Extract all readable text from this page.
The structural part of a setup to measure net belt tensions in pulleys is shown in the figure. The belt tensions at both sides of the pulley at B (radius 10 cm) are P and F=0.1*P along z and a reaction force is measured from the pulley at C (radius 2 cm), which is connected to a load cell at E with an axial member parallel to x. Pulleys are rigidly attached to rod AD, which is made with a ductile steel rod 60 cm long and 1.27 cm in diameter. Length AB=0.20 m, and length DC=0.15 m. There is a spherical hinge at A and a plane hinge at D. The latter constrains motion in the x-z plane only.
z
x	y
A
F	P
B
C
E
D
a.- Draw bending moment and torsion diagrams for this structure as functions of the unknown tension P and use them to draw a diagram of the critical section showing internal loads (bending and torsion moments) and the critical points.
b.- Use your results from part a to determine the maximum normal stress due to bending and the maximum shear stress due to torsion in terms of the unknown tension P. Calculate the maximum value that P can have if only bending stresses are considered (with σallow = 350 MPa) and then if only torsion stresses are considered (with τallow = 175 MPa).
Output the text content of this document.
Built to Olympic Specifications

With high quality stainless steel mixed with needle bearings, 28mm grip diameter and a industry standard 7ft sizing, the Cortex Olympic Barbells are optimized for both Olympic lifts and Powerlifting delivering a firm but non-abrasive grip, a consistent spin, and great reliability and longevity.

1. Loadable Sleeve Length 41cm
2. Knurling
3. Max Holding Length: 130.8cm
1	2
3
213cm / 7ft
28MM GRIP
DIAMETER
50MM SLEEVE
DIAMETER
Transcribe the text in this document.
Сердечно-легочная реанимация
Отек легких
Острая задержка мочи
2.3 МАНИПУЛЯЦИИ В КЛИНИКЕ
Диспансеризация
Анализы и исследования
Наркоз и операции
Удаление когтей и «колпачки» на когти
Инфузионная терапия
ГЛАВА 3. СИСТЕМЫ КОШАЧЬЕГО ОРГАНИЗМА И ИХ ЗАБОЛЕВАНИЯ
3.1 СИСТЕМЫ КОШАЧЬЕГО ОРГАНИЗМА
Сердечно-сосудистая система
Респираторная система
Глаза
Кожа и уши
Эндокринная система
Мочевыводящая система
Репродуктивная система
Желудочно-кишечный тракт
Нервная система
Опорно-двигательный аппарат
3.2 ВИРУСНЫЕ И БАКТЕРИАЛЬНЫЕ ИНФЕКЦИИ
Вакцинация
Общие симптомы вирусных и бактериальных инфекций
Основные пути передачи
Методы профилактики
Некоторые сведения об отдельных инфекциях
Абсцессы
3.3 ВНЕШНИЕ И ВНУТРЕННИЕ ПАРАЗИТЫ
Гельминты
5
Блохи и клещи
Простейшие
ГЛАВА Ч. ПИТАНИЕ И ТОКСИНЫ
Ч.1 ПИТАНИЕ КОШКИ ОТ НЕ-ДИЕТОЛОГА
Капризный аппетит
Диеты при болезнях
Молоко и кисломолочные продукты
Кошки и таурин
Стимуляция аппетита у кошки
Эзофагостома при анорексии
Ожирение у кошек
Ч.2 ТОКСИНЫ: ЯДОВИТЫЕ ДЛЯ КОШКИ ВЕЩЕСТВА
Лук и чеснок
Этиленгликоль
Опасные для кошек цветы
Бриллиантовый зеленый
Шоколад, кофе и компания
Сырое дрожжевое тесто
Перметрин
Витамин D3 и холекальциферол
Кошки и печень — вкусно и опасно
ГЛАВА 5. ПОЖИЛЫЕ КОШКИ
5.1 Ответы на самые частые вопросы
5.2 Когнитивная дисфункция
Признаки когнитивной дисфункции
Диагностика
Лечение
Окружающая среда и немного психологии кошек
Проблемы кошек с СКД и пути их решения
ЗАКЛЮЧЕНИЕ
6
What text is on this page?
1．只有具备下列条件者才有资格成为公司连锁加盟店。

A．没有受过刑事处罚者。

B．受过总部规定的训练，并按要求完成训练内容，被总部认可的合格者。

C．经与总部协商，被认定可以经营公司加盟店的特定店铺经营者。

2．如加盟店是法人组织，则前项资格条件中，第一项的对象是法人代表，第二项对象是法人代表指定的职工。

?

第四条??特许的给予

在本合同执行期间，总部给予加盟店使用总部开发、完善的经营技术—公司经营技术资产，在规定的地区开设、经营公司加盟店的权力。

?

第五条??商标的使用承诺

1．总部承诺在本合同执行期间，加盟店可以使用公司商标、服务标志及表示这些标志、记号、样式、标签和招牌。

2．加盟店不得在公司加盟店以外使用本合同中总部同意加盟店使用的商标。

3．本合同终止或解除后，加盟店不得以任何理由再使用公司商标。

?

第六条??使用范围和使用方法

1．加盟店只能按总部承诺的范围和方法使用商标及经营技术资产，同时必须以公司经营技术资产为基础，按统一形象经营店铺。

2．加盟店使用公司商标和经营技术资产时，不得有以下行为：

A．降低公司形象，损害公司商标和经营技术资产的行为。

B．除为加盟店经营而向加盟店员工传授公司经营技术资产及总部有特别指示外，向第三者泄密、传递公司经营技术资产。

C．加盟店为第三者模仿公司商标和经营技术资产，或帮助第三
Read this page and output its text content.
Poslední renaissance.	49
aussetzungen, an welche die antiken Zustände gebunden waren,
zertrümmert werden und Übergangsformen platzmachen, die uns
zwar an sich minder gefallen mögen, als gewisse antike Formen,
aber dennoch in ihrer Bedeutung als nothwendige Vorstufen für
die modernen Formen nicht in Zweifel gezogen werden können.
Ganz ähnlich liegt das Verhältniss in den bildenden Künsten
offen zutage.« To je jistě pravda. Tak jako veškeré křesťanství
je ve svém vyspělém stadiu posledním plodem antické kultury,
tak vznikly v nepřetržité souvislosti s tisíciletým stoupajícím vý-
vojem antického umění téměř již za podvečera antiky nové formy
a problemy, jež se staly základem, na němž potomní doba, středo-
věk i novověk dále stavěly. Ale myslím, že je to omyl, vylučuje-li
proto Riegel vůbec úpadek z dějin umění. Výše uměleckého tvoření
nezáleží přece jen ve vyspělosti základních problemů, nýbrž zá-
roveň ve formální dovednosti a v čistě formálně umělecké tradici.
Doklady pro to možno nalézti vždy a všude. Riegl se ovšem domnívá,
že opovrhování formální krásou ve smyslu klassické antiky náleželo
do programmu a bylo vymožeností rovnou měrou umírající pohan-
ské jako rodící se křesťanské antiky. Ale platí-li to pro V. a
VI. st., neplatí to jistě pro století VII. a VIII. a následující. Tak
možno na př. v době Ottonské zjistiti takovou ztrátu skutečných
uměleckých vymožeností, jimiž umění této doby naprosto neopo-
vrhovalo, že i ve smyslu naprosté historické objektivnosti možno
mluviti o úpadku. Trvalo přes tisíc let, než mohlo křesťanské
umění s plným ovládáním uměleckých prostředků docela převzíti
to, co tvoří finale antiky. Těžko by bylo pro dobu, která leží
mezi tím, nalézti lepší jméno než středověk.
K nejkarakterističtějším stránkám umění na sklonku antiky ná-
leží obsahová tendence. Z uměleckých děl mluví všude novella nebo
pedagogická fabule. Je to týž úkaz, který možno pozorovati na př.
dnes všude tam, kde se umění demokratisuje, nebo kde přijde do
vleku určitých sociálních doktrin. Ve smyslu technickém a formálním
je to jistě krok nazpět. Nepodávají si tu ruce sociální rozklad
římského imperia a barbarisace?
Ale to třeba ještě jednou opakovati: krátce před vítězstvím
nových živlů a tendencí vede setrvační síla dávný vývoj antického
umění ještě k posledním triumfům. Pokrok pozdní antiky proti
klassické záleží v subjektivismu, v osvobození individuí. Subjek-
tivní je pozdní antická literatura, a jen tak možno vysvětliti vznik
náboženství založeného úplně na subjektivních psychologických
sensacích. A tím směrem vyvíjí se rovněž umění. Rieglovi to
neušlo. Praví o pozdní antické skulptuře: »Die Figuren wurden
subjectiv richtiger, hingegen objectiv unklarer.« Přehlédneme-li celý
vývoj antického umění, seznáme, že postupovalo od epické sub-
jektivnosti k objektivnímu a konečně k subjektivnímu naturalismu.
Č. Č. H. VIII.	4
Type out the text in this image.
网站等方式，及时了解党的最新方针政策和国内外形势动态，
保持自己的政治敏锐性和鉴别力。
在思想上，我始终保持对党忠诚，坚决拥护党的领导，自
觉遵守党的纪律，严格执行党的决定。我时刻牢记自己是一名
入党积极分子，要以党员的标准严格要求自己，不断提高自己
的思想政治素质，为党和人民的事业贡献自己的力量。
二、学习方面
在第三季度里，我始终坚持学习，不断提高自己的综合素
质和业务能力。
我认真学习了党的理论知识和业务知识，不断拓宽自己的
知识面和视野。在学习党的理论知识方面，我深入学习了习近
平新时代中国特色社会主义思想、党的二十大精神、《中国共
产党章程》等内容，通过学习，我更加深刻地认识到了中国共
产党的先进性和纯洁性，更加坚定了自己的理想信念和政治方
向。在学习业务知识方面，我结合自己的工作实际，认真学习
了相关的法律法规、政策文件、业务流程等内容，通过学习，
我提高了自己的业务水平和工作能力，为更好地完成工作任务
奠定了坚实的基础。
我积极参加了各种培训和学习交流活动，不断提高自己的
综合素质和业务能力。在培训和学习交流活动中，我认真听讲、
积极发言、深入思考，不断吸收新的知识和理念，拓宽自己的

----------

Copy every line in the listing above where the string "vývoj" turns up.

nových živlů a tendencí vede setrvační síla dávný vývoj antického
vývoj antického umění, seznáme, že postupovalo od epické sub-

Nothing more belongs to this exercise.